EXERCISE DESCRIPTION: In the listing below, locate the lines bearing the word "screenshot". Copy every one of them.

WORKING DATA:
——————————

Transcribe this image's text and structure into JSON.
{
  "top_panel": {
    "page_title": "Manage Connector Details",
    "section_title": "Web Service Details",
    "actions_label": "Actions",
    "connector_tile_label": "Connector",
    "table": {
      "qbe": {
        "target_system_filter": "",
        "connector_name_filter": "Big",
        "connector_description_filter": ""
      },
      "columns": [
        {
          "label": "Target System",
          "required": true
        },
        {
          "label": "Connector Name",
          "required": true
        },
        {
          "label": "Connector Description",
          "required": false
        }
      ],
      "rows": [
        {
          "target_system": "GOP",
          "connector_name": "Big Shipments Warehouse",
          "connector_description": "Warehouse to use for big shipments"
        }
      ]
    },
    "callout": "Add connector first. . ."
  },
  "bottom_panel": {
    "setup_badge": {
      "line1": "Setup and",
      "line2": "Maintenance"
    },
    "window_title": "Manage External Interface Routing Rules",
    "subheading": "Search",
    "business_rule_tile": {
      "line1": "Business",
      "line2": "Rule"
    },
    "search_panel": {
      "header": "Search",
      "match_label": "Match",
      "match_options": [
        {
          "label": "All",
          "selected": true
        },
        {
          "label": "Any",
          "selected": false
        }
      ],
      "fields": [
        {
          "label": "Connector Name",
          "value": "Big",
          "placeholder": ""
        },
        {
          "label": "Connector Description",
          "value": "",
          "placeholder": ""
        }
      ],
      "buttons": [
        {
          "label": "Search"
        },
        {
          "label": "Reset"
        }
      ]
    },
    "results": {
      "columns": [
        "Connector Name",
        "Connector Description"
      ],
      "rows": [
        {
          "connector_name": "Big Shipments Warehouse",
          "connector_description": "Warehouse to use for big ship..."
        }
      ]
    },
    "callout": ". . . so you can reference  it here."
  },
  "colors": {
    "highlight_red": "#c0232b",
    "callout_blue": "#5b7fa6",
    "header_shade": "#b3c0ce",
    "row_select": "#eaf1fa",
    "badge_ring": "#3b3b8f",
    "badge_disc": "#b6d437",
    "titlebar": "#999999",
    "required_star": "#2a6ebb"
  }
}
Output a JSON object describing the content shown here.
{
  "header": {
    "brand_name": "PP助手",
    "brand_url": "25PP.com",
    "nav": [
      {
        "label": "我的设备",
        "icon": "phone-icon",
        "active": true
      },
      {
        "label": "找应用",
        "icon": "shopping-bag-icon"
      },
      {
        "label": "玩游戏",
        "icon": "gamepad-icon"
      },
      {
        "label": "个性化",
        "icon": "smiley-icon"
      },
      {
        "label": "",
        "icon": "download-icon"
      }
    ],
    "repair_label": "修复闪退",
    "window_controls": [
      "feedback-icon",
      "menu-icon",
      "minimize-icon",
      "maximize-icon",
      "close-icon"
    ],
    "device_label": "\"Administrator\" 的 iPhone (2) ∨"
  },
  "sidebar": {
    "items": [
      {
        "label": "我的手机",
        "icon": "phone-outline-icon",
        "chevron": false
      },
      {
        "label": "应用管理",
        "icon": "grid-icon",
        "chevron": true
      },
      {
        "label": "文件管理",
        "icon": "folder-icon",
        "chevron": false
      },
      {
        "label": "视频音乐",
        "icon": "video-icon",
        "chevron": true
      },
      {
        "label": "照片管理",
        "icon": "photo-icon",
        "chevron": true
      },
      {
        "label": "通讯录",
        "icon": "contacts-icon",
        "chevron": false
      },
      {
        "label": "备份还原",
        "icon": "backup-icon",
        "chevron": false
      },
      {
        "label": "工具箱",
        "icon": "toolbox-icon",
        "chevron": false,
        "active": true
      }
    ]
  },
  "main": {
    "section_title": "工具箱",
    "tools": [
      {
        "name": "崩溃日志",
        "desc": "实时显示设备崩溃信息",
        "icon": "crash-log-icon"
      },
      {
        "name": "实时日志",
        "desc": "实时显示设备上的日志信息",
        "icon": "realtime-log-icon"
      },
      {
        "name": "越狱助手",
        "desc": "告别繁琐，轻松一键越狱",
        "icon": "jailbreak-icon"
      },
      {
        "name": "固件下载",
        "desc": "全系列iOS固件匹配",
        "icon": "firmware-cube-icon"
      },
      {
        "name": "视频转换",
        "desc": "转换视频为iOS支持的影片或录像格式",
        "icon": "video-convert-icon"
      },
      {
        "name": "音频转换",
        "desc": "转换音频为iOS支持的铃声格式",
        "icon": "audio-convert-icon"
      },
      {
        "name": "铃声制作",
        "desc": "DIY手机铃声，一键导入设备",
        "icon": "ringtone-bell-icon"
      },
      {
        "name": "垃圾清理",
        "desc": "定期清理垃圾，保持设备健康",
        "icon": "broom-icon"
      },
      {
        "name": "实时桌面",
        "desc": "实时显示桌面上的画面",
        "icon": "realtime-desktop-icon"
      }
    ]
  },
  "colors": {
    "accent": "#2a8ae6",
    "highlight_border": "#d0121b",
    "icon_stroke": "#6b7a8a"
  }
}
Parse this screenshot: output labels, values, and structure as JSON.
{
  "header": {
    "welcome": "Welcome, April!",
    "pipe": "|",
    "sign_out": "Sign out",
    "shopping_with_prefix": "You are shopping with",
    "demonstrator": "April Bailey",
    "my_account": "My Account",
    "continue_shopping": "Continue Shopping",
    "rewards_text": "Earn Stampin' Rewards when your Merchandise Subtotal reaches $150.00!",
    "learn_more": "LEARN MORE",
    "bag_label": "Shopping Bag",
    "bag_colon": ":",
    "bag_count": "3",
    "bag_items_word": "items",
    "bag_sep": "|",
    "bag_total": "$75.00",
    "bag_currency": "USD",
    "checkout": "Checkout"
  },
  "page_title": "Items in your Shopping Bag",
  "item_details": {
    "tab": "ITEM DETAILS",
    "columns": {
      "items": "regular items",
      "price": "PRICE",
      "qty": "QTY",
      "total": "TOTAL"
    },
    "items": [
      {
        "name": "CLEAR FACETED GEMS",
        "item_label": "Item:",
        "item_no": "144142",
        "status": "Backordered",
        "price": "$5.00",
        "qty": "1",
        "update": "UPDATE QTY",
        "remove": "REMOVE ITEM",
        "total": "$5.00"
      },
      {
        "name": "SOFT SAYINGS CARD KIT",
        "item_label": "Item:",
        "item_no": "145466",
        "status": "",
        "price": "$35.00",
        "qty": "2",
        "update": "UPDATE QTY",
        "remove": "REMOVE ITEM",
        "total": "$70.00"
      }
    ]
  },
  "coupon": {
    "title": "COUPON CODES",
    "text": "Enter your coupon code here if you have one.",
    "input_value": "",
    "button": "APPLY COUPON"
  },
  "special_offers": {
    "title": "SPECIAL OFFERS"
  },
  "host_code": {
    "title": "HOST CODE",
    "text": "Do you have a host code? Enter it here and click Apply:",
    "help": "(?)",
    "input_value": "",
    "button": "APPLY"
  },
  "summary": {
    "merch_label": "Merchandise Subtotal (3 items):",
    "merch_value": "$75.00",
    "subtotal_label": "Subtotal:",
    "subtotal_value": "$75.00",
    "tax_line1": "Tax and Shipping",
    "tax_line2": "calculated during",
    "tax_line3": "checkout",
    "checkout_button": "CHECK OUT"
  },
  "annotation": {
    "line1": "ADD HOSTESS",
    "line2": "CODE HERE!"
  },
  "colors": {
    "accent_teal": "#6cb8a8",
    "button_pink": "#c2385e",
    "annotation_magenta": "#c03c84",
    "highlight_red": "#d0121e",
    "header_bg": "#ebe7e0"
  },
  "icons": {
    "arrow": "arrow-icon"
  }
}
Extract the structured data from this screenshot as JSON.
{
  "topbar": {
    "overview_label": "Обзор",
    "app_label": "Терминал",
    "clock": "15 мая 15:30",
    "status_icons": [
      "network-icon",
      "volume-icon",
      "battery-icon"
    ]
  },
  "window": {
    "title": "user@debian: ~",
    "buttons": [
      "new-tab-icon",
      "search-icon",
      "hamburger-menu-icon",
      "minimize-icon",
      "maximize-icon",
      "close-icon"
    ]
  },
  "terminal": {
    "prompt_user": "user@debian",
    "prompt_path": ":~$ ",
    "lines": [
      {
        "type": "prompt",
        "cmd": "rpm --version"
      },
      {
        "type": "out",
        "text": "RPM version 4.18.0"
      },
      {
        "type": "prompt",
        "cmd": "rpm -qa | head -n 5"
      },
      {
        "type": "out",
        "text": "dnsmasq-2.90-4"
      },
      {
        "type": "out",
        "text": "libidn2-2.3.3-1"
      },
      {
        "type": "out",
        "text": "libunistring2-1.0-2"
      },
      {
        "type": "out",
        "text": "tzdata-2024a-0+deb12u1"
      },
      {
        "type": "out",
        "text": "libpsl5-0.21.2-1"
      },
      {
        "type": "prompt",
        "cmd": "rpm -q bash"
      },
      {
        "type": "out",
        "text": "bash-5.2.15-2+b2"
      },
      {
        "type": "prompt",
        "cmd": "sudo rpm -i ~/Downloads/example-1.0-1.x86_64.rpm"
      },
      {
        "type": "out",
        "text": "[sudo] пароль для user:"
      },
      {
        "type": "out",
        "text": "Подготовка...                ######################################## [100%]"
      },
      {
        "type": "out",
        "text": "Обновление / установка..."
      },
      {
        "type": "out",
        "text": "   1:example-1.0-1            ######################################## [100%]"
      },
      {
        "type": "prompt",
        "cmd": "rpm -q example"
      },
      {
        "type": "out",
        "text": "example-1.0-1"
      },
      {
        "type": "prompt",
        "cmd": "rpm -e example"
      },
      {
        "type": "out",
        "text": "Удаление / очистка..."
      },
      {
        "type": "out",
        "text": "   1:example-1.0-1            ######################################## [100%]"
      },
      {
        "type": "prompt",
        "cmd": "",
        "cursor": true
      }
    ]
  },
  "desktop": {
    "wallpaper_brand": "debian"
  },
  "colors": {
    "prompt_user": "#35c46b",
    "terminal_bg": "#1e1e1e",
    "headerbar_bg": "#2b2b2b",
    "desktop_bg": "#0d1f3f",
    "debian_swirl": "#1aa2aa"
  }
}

——————————

CORRECT RESULT:
Parse this screenshot: output labels, values, and structure as JSON.
Extract the structured data from this screenshot as JSON.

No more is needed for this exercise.